How many lines in the entries below contain "GDP当季同比贡献率"? Answer with the number only.

[Records from a collection of figures]
######
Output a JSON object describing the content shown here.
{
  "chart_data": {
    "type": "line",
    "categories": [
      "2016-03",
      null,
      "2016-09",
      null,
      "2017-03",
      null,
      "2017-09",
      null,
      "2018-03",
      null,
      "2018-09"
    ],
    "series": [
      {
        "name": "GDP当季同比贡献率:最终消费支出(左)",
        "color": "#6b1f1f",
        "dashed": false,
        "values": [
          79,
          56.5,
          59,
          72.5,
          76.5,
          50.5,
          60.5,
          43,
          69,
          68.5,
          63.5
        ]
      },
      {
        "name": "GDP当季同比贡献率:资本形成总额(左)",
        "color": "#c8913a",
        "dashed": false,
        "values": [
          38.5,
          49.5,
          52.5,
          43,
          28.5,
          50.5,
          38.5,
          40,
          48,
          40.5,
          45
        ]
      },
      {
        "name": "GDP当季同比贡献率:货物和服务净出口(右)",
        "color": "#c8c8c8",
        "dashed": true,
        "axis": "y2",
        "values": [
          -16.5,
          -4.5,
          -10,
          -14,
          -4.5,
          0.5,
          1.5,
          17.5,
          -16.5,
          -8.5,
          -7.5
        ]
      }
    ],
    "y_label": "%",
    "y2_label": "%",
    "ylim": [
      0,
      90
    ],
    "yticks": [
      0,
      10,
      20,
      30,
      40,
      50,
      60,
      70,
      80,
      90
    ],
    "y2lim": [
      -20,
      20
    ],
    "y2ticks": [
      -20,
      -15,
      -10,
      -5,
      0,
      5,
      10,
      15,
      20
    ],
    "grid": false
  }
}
######
#### Reply to the exercise
3